Records contained in a dataset:
• • • • • • •

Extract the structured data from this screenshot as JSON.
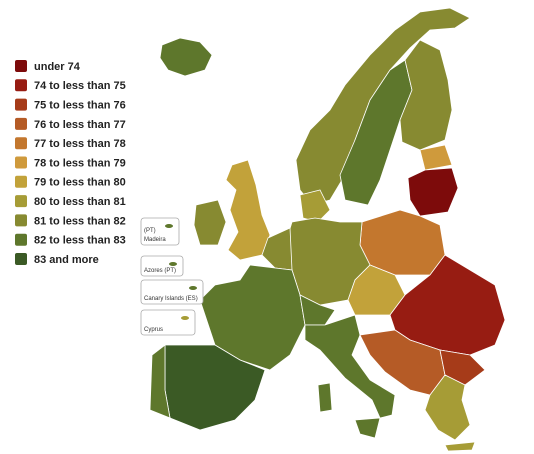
{
  "legend": {
    "items": [
      {
        "label": "under 74",
        "color": "#7d0b0b"
      },
      {
        "label": "74 to less than 75",
        "color": "#971c12"
      },
      {
        "label": "75 to less than 76",
        "color": "#a63b19"
      },
      {
        "label": "76 to less than 77",
        "color": "#b55b26"
      },
      {
        "label": "77 to less than 78",
        "color": "#c3772e"
      },
      {
        "label": "78 to less than 79",
        "color": "#cf9a3c"
      },
      {
        "label": "79 to less than 80",
        "color": "#c2a23a"
      },
      {
        "label": "80 to less than 81",
        "color": "#a69c36"
      },
      {
        "label": "81 to less than 82",
        "color": "#878a31"
      },
      {
        "label": "82 to less than 83",
        "color": "#5e772c"
      },
      {
        "label": "83 and more",
        "color": "#3b5a25"
      }
    ]
  },
  "insets": [
    {
      "lines": [
        "(PT)",
        "Madeira"
      ]
    },
    {
      "lines": [
        "Azores (PT)"
      ]
    },
    {
      "lines": [
        "Canary Islands (ES)"
      ]
    },
    {
      "lines": [
        "Cyprus"
      ]
    }
  ]
}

• • • • • • •

What the task asks: Reproduce the entries exactly. Do not carry over any picture.

Answer for this exercise:
Extract the structured data from this screenshot as JSON.
{
  "legend": {
    "items": [
      {
        "label": "under 74",
        "color": "#7d0b0b"
      },
      {
        "label": "74 to less than 75",
        "color": "#971c12"
      },
      {
        "label": "75 to less than 76",
        "color": "#a63b19"
      },
      {
        "label": "76 to less than 77",
        "color": "#b55b26"
      },
      {
        "label": "77 to less than 78",
        "color": "#c3772e"
      },
      {
        "label": "78 to less than 79",
        "color": "#cf9a3c"
      },
      {
        "label": "79 to less than 80",
        "color": "#c2a23a"
      },
      {
        "label": "80 to less than 81",
        "color": "#a69c36"
      },
      {
        "label": "81 to less than 82",
        "color": "#878a31"
      },
      {
        "label": "82 to less than 83",
        "color": "#5e772c"
      },
      {
        "label": "83 and more",
        "color": "#3b5a25"
      }
    ]
  },
  "insets": [
    {
      "lines": [
        "(PT)",
        "Madeira"
      ]
    },
    {
      "lines": [
        "Azores (PT)"
      ]
    },
    {
      "lines": [
        "Canary Islands (ES)"
      ]
    },
    {
      "lines": [
        "Cyprus"
      ]
    }
  ]
}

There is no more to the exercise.